PROBLEM REQUIREMENTS: Of all the lines in this data, how many include "title"? Respond with the number only.

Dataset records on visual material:
┄┄┄┄┄┄┄┄┄┄
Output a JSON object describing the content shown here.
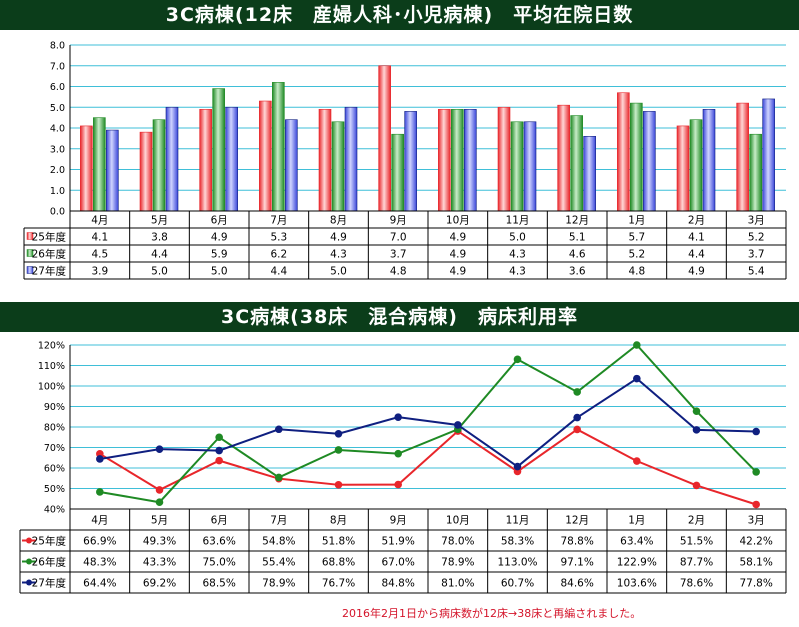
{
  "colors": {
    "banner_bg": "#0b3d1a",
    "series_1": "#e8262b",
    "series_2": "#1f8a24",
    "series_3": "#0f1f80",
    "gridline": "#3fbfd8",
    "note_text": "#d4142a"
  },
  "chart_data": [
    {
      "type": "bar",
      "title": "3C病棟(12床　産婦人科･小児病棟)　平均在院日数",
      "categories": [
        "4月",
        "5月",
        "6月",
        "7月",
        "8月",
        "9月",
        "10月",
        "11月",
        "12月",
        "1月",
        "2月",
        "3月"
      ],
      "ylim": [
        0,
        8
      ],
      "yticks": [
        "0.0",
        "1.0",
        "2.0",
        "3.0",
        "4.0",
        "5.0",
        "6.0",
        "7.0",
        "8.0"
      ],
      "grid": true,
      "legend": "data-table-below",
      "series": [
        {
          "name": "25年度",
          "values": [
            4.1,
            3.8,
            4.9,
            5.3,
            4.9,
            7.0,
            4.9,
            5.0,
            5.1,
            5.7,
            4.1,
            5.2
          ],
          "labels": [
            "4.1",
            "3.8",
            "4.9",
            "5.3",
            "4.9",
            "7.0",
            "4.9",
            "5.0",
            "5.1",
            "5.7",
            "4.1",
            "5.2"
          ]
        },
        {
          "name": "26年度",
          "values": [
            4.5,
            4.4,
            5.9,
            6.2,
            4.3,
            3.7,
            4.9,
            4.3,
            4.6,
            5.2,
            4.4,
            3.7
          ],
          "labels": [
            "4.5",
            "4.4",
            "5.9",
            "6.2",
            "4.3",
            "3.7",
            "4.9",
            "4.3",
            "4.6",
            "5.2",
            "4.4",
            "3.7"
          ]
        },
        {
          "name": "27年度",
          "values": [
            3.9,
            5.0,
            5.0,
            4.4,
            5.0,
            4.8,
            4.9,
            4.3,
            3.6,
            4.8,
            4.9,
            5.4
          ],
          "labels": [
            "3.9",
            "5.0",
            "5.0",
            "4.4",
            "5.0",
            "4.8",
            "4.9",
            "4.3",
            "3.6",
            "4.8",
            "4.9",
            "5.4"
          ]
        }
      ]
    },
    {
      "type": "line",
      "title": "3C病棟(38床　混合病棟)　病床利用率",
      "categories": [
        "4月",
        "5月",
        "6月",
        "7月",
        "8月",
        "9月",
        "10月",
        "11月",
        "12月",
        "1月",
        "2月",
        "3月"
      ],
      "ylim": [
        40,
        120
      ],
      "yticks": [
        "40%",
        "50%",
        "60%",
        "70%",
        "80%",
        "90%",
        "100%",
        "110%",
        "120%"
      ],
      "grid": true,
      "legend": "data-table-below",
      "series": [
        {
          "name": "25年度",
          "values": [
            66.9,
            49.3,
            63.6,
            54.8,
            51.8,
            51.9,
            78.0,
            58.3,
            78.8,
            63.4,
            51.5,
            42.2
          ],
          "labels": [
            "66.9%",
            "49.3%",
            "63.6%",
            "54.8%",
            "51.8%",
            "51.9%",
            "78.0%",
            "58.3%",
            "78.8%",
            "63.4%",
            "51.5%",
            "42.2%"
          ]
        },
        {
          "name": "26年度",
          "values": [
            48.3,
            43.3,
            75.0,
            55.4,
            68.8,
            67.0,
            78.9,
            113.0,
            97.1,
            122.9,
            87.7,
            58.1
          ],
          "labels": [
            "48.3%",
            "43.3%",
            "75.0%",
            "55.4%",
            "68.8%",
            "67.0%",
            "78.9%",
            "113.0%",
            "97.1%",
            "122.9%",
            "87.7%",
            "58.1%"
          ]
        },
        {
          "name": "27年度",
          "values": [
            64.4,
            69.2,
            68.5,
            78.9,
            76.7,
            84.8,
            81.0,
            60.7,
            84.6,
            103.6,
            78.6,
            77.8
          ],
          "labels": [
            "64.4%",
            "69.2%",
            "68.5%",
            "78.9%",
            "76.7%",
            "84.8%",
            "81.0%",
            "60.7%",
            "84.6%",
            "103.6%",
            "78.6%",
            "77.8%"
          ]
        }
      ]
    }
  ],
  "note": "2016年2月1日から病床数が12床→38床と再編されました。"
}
┄┄┄┄┄┄┄┄┄┄
ANSWER FOR THE TASK: 2